**SUPPLIED RECORDS:**
***

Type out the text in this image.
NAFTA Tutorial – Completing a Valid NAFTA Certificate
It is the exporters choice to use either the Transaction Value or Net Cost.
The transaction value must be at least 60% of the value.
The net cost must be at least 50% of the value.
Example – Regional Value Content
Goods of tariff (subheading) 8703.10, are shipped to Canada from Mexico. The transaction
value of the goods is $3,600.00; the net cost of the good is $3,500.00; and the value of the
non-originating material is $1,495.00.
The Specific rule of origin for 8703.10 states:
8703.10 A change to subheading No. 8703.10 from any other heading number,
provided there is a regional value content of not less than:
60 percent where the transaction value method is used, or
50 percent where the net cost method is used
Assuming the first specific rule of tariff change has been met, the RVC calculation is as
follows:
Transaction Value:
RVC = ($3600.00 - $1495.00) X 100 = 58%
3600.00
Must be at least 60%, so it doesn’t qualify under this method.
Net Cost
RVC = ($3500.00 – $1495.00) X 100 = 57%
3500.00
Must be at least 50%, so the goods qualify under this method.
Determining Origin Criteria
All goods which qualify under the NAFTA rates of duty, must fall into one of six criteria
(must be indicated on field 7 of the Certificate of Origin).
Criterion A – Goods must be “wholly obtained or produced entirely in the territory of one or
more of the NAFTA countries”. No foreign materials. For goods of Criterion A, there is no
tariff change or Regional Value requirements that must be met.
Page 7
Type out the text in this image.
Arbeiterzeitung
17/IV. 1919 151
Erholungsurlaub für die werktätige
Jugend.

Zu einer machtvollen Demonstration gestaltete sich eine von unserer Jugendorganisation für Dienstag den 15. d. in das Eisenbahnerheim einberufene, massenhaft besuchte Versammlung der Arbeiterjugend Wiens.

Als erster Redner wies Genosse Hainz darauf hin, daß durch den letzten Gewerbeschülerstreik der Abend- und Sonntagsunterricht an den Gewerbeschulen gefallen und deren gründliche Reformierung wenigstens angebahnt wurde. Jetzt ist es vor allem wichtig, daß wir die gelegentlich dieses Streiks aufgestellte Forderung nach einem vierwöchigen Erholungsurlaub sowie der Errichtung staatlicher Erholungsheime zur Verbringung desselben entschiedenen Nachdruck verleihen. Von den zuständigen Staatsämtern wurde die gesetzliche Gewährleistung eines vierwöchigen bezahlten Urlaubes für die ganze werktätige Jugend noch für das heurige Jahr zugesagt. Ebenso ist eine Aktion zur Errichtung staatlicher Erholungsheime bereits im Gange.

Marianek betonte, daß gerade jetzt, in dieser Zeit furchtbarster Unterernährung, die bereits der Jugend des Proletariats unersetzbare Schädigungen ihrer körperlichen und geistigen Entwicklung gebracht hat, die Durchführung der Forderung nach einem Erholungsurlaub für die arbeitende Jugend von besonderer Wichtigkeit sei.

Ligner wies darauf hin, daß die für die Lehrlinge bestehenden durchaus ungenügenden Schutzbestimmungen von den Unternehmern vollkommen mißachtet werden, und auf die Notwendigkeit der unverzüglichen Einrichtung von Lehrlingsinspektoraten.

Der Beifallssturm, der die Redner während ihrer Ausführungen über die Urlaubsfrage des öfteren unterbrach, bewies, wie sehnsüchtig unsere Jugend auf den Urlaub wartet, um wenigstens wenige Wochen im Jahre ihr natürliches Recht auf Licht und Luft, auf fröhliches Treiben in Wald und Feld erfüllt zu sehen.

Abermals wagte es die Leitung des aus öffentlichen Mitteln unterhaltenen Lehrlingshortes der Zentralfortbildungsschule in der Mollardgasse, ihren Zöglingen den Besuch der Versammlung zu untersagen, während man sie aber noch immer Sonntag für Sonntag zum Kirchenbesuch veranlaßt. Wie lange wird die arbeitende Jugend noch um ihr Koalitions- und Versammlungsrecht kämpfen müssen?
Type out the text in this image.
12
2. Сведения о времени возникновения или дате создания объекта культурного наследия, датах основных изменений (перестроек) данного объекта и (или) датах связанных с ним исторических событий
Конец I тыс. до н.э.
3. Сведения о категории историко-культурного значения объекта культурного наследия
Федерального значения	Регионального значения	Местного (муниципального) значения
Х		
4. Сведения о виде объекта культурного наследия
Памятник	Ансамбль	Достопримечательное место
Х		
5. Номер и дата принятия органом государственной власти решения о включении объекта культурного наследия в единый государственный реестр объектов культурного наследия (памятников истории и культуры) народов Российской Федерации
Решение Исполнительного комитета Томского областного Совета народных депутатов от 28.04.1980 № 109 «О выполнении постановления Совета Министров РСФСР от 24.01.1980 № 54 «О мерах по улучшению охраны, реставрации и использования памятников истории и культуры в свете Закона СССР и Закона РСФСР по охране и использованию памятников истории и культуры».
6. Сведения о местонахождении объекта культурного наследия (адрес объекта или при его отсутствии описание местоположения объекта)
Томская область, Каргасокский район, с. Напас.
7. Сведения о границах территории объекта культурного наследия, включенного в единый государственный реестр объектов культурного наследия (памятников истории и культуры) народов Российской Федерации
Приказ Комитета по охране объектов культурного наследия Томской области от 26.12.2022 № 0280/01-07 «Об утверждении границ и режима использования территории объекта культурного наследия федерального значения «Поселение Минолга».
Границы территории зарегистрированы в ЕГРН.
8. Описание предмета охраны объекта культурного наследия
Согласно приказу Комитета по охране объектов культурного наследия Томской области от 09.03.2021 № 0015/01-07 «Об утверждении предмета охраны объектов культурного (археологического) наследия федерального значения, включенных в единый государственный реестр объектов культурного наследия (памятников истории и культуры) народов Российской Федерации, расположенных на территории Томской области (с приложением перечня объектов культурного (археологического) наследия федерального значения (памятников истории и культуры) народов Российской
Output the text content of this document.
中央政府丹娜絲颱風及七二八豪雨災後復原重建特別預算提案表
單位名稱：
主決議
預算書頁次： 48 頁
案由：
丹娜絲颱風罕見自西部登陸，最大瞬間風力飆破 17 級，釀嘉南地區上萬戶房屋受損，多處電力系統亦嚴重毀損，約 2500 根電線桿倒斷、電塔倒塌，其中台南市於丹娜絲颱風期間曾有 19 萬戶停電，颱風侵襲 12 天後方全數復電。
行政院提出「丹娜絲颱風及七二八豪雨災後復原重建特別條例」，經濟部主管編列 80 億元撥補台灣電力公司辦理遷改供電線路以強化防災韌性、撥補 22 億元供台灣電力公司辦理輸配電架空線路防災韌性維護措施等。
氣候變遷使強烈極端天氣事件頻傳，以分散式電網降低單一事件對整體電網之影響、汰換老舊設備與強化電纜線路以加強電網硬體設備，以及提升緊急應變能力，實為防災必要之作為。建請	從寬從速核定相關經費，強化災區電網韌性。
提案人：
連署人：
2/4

***

**DIRECTIONS FOR THIS TASK:** Pull out all lines in the data above that include "объекта".

**WRITTEN SOLUTION:**
2. Сведения о времени возникновения или дате создания объекта культурного наследия, датах основных изменений (перестроек) данного объекта и (или) датах связанных с ним исторических событий
3. Сведения о категории историко-культурного значения объекта культурного наследия
4. Сведения о виде объекта культурного наследия
5. Номер и дата принятия органом государственной власти решения о включении объекта культурного наследия в единый государственный реестр объектов культурного наследия (памятников истории и культуры) народов Российской Федерации
6. Сведения о местонахождении объекта культурного наследия (адрес объекта или при его отсутствии описание местоположения объекта)
7. Сведения о границах территории объекта культурного наследия, включенного в единый государственный реестр объектов культурного наследия (памятников истории и культуры) народов Российской Федерации
Приказ Комитета по охране объектов культурного наследия Томской области от 26.12.2022 № 0280/01-07 «Об утверждении границ и режима использования территории объекта культурного наследия федерального значения «Поселение Минолга».
8. Описание предмета охраны объекта культурного наследия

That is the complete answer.